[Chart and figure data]

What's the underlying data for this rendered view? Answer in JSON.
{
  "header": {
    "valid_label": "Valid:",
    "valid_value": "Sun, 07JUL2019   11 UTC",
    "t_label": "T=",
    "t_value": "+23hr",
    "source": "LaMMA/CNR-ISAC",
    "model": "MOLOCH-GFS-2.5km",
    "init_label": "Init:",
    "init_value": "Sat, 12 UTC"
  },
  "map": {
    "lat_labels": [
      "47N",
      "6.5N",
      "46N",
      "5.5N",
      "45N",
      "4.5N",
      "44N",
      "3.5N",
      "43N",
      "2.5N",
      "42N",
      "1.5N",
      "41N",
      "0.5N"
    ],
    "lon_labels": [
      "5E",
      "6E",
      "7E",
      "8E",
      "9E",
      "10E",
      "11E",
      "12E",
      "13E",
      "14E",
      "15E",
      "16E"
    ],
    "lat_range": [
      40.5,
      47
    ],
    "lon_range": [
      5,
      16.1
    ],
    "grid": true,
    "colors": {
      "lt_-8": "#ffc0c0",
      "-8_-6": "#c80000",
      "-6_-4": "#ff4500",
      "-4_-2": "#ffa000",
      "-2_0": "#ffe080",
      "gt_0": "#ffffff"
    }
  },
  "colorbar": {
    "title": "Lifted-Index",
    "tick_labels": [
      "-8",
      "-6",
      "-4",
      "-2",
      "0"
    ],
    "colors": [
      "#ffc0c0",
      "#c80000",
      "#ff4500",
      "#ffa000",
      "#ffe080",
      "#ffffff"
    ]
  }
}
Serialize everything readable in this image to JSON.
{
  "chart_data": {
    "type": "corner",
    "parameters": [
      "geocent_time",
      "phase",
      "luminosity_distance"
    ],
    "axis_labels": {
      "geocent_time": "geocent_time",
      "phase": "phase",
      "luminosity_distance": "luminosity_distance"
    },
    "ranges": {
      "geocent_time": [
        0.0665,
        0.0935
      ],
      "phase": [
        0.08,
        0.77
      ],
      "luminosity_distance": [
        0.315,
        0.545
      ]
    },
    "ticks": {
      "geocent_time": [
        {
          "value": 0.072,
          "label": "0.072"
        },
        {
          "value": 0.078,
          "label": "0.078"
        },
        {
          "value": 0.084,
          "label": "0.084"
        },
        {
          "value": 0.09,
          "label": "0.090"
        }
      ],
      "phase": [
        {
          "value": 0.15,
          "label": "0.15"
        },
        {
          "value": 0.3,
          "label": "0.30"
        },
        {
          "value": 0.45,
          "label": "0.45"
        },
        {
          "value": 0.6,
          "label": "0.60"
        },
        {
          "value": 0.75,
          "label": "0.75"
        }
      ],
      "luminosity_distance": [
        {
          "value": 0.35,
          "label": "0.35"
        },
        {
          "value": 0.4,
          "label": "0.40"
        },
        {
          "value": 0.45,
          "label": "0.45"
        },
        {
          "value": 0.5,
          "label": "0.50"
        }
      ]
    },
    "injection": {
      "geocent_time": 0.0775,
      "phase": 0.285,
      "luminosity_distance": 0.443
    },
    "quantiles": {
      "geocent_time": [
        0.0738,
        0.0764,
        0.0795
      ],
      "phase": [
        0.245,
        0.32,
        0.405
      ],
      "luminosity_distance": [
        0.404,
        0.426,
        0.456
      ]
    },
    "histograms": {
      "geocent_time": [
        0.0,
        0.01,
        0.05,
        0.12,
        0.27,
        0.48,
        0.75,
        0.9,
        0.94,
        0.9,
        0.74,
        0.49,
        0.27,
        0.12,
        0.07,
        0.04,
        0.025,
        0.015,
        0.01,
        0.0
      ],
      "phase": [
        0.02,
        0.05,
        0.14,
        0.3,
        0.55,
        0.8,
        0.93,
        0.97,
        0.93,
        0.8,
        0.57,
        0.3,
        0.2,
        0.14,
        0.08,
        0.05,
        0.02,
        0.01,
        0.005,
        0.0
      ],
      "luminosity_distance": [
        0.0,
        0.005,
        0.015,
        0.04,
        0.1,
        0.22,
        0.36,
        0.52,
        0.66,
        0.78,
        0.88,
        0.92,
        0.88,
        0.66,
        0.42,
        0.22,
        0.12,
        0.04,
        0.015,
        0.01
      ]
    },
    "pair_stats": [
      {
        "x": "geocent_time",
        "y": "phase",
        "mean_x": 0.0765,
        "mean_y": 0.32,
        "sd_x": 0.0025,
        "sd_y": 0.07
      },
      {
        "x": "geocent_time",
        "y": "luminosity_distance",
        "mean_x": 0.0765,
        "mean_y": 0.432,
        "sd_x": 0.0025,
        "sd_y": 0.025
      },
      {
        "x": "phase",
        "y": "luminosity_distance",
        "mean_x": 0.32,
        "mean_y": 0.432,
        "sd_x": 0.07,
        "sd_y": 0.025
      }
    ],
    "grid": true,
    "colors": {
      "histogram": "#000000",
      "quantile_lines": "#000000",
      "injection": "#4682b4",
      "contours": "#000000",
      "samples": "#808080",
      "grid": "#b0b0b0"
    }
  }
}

→ **TASK OBJECTIVE**
Restate each record word for word.

→ **COMPLETE OUTPUT**
What's the underlying data for this rendered view? Answer in JSON.
{
  "header": {
    "valid_label": "Valid:",
    "valid_value": "Sun, 07JUL2019   11 UTC",
    "t_label": "T=",
    "t_value": "+23hr",
    "source": "LaMMA/CNR-ISAC",
    "model": "MOLOCH-GFS-2.5km",
    "init_label": "Init:",
    "init_value": "Sat, 12 UTC"
  },
  "map": {
    "lat_labels": [
      "47N",
      "6.5N",
      "46N",
      "5.5N",
      "45N",
      "4.5N",
      "44N",
      "3.5N",
      "43N",
      "2.5N",
      "42N",
      "1.5N",
      "41N",
      "0.5N"
    ],
    "lon_labels": [
      "5E",
      "6E",
      "7E",
      "8E",
      "9E",
      "10E",
      "11E",
      "12E",
      "13E",
      "14E",
      "15E",
      "16E"
    ],
    "lat_range": [
      40.5,
      47
    ],
    "lon_range": [
      5,
      16.1
    ],
    "grid": true,
    "colors": {
      "lt_-8": "#ffc0c0",
      "-8_-6": "#c80000",
      "-6_-4": "#ff4500",
      "-4_-2": "#ffa000",
      "-2_0": "#ffe080",
      "gt_0": "#ffffff"
    }
  },
  "colorbar": {
    "title": "Lifted-Index",
    "tick_labels": [
      "-8",
      "-6",
      "-4",
      "-2",
      "0"
    ],
    "colors": [
      "#ffc0c0",
      "#c80000",
      "#ff4500",
      "#ffa000",
      "#ffe080",
      "#ffffff"
    ]
  }
}
Serialize everything readable in this image to JSON.
{
  "chart_data": {
    "type": "corner",
    "parameters": [
      "geocent_time",
      "phase",
      "luminosity_distance"
    ],
    "axis_labels": {
      "geocent_time": "geocent_time",
      "phase": "phase",
      "luminosity_distance": "luminosity_distance"
    },
    "ranges": {
      "geocent_time": [
        0.0665,
        0.0935
      ],
      "phase": [
        0.08,
        0.77
      ],
      "luminosity_distance": [
        0.315,
        0.545
      ]
    },
    "ticks": {
      "geocent_time": [
        {
          "value": 0.072,
          "label": "0.072"
        },
        {
          "value": 0.078,
          "label": "0.078"
        },
        {
          "value": 0.084,
          "label": "0.084"
        },
        {
          "value": 0.09,
          "label": "0.090"
        }
      ],
      "phase": [
        {
          "value": 0.15,
          "label": "0.15"
        },
        {
          "value": 0.3,
          "label": "0.30"
        },
        {
          "value": 0.45,
          "label": "0.45"
        },
        {
          "value": 0.6,
          "label": "0.60"
        },
        {
          "value": 0.75,
          "label": "0.75"
        }
      ],
      "luminosity_distance": [
        {
          "value": 0.35,
          "label": "0.35"
        },
        {
          "value": 0.4,
          "label": "0.40"
        },
        {
          "value": 0.45,
          "label": "0.45"
        },
        {
          "value": 0.5,
          "label": "0.50"
        }
      ]
    },
    "injection": {
      "geocent_time": 0.0775,
      "phase": 0.285,
      "luminosity_distance": 0.443
    },
    "quantiles": {
      "geocent_time": [
        0.0738,
        0.0764,
        0.0795
      ],
      "phase": [
        0.245,
        0.32,
        0.405
      ],
      "luminosity_distance": [
        0.404,
        0.426,
        0.456
      ]
    },
    "histograms": {
      "geocent_time": [
        0.0,
        0.01,
        0.05,
        0.12,
        0.27,
        0.48,
        0.75,
        0.9,
        0.94,
        0.9,
        0.74,
        0.49,
        0.27,
        0.12,
        0.07,
        0.04,
        0.025,
        0.015,
        0.01,
        0.0
      ],
      "phase": [
        0.02,
        0.05,
        0.14,
        0.3,
        0.55,
        0.8,
        0.93,
        0.97,
        0.93,
        0.8,
        0.57,
        0.3,
        0.2,
        0.14,
        0.08,
        0.05,
        0.02,
        0.01,
        0.005,
        0.0
      ],
      "luminosity_distance": [
        0.0,
        0.005,
        0.015,
        0.04,
        0.1,
        0.22,
        0.36,
        0.52,
        0.66,
        0.78,
        0.88,
        0.92,
        0.88,
        0.66,
        0.42,
        0.22,
        0.12,
        0.04,
        0.015,
        0.01
      ]
    },
    "pair_stats": [
      {
        "x": "geocent_time",
        "y": "phase",
        "mean_x": 0.0765,
        "mean_y": 0.32,
        "sd_x": 0.0025,
        "sd_y": 0.07
      },
      {
        "x": "geocent_time",
        "y": "luminosity_distance",
        "mean_x": 0.0765,
        "mean_y": 0.432,
        "sd_x": 0.0025,
        "sd_y": 0.025
      },
      {
        "x": "phase",
        "y": "luminosity_distance",
        "mean_x": 0.32,
        "mean_y": 0.432,
        "sd_x": 0.07,
        "sd_y": 0.025
      }
    ],
    "grid": true,
    "colors": {
      "histogram": "#000000",
      "quantile_lines": "#000000",
      "injection": "#4682b4",
      "contours": "#000000",
      "samples": "#808080",
      "grid": "#b0b0b0"
    }
  }
}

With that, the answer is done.